» **Goal**
Output each entry that follows exactly. Images stay out.
☆ ☆ ☆ ☆ ☆ ☆ ☆
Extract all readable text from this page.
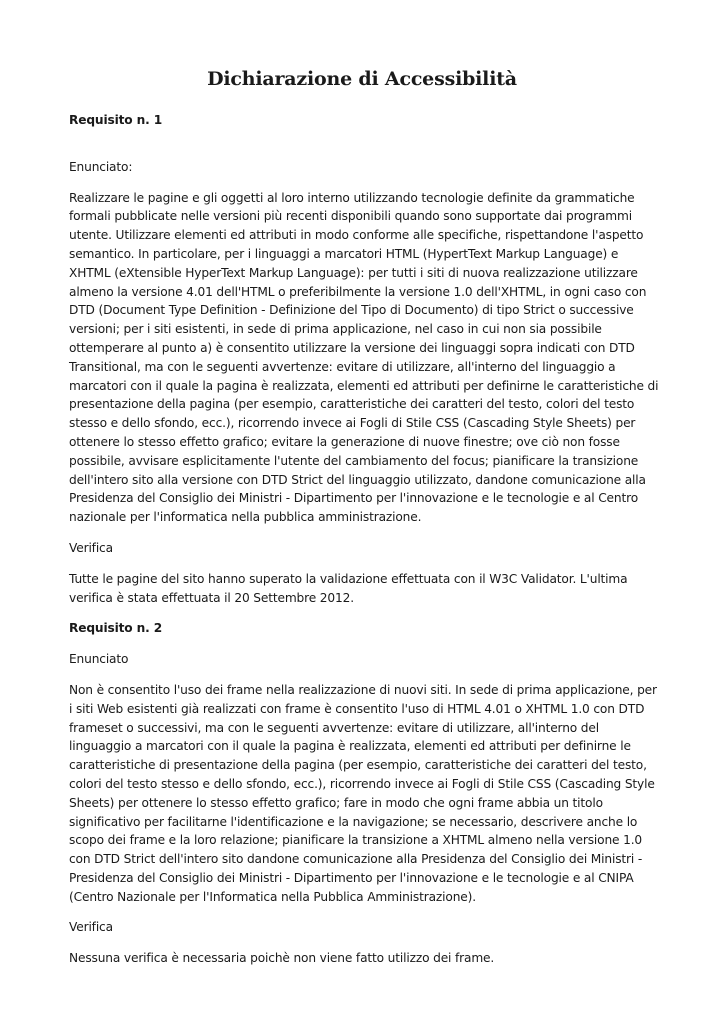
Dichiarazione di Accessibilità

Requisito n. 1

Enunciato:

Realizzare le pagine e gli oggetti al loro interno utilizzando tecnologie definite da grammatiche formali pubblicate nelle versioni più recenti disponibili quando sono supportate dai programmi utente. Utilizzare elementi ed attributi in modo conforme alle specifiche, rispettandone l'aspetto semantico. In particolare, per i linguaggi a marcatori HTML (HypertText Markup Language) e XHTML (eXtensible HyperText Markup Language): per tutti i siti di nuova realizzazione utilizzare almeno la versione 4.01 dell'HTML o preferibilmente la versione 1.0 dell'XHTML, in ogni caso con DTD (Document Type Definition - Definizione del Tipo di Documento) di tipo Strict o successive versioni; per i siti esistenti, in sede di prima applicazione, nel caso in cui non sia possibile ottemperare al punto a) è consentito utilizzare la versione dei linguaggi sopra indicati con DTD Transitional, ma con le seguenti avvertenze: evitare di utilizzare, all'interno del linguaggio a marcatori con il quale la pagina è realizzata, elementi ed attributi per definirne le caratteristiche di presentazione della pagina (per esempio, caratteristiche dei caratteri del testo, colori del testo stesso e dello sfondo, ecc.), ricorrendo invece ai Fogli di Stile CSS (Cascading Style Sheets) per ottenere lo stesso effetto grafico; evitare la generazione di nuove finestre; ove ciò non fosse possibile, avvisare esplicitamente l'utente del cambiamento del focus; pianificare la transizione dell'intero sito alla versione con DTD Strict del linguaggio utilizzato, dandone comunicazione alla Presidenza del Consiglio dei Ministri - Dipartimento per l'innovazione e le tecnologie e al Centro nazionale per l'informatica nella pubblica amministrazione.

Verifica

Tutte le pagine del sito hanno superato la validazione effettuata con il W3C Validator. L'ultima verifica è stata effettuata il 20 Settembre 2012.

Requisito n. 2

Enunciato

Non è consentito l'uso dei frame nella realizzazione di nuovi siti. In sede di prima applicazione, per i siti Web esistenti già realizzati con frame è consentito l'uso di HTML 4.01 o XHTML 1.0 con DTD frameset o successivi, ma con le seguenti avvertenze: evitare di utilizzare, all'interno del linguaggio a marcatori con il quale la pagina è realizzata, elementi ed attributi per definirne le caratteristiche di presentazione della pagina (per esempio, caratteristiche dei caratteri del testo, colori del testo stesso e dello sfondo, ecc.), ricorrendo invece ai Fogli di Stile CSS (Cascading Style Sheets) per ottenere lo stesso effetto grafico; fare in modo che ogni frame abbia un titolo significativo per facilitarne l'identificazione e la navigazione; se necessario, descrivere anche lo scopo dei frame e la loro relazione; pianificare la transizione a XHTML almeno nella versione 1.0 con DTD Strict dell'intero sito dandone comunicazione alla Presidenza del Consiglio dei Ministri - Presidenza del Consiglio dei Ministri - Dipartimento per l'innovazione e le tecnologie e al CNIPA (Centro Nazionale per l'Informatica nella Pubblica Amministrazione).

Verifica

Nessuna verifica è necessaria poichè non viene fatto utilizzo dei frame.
☆ ☆ ☆ ☆ ☆ ☆ ☆
» **Exercise response**
Extract all readable text from this page.
Dichiarazione di Accessibilità

Requisito n. 1

Enunciato:

Realizzare le pagine e gli oggetti al loro interno utilizzando tecnologie definite da grammatiche formali pubblicate nelle versioni più recenti disponibili quando sono supportate dai programmi utente. Utilizzare elementi ed attributi in modo conforme alle specifiche, rispettandone l'aspetto semantico. In particolare, per i linguaggi a marcatori HTML (HypertText Markup Language) e XHTML (eXtensible HyperText Markup Language): per tutti i siti di nuova realizzazione utilizzare almeno la versione 4.01 dell'HTML o preferibilmente la versione 1.0 dell'XHTML, in ogni caso con DTD (Document Type Definition - Definizione del Tipo di Documento) di tipo Strict o successive versioni; per i siti esistenti, in sede di prima applicazione, nel caso in cui non sia possibile ottemperare al punto a) è consentito utilizzare la versione dei linguaggi sopra indicati con DTD Transitional, ma con le seguenti avvertenze: evitare di utilizzare, all'interno del linguaggio a marcatori con il quale la pagina è realizzata, elementi ed attributi per definirne le caratteristiche di presentazione della pagina (per esempio, caratteristiche dei caratteri del testo, colori del testo stesso e dello sfondo, ecc.), ricorrendo invece ai Fogli di Stile CSS (Cascading Style Sheets) per ottenere lo stesso effetto grafico; evitare la generazione di nuove finestre; ove ciò non fosse possibile, avvisare esplicitamente l'utente del cambiamento del focus; pianificare la transizione dell'intero sito alla versione con DTD Strict del linguaggio utilizzato, dandone comunicazione alla Presidenza del Consiglio dei Ministri - Dipartimento per l'innovazione e le tecnologie e al Centro nazionale per l'informatica nella pubblica amministrazione.

Verifica

Tutte le pagine del sito hanno superato la validazione effettuata con il W3C Validator. L'ultima verifica è stata effettuata il 20 Settembre 2012.

Requisito n. 2

Enunciato

Non è consentito l'uso dei frame nella realizzazione di nuovi siti. In sede di prima applicazione, per i siti Web esistenti già realizzati con frame è consentito l'uso di HTML 4.01 o XHTML 1.0 con DTD frameset o successivi, ma con le seguenti avvertenze: evitare di utilizzare, all'interno del linguaggio a marcatori con il quale la pagina è realizzata, elementi ed attributi per definirne le caratteristiche di presentazione della pagina (per esempio, caratteristiche dei caratteri del testo, colori del testo stesso e dello sfondo, ecc.), ricorrendo invece ai Fogli di Stile CSS (Cascading Style Sheets) per ottenere lo stesso effetto grafico; fare in modo che ogni frame abbia un titolo significativo per facilitarne l'identificazione e la navigazione; se necessario, descrivere anche lo scopo dei frame e la loro relazione; pianificare la transizione a XHTML almeno nella versione 1.0 con DTD Strict dell'intero sito dandone comunicazione alla Presidenza del Consiglio dei Ministri - Presidenza del Consiglio dei Ministri - Dipartimento per l'innovazione e le tecnologie e al CNIPA (Centro Nazionale per l'Informatica nella Pubblica Amministrazione).

Verifica

Nessuna verifica è necessaria poichè non viene fatto utilizzo dei frame.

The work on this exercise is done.